▶ WORK TO DO
Give every line of the material again, exactly as written.

— Begin DATA SECTION —

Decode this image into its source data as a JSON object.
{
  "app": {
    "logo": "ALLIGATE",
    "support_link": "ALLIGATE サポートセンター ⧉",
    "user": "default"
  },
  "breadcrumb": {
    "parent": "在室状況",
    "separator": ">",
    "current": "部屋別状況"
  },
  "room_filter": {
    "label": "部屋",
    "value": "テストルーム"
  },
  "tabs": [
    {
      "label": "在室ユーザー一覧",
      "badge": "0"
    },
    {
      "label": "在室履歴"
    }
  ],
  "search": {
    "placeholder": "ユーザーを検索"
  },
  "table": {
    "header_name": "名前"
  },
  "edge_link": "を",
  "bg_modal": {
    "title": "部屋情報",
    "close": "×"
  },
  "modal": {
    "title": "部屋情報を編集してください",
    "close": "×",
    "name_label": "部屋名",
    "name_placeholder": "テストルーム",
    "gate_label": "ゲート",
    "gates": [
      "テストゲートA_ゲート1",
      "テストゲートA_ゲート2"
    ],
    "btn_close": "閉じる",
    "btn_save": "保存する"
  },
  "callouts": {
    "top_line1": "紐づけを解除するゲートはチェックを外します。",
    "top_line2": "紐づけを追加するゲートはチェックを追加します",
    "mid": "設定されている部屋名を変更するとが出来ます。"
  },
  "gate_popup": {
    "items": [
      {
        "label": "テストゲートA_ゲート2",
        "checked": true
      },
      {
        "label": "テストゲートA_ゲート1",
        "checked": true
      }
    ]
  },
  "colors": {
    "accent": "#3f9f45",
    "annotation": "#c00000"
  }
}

— End DATA SECTION —

▶ THE RESULT
Decode this image into its source data as a JSON object.
{
  "app": {
    "logo": "ALLIGATE",
    "support_link": "ALLIGATE サポートセンター ⧉",
    "user": "default"
  },
  "breadcrumb": {
    "parent": "在室状況",
    "separator": ">",
    "current": "部屋別状況"
  },
  "room_filter": {
    "label": "部屋",
    "value": "テストルーム"
  },
  "tabs": [
    {
      "label": "在室ユーザー一覧",
      "badge": "0"
    },
    {
      "label": "在室履歴"
    }
  ],
  "search": {
    "placeholder": "ユーザーを検索"
  },
  "table": {
    "header_name": "名前"
  },
  "edge_link": "を",
  "bg_modal": {
    "title": "部屋情報",
    "close": "×"
  },
  "modal": {
    "title": "部屋情報を編集してください",
    "close": "×",
    "name_label": "部屋名",
    "name_placeholder": "テストルーム",
    "gate_label": "ゲート",
    "gates": [
      "テストゲートA_ゲート1",
      "テストゲートA_ゲート2"
    ],
    "btn_close": "閉じる",
    "btn_save": "保存する"
  },
  "callouts": {
    "top_line1": "紐づけを解除するゲートはチェックを外します。",
    "top_line2": "紐づけを追加するゲートはチェックを追加します",
    "mid": "設定されている部屋名を変更するとが出来ます。"
  },
  "gate_popup": {
    "items": [
      {
        "label": "テストゲートA_ゲート2",
        "checked": true
      },
      {
        "label": "テストゲートA_ゲート1",
        "checked": true
      }
    ]
  },
  "colors": {
    "accent": "#3f9f45",
    "annotation": "#c00000"
  }
}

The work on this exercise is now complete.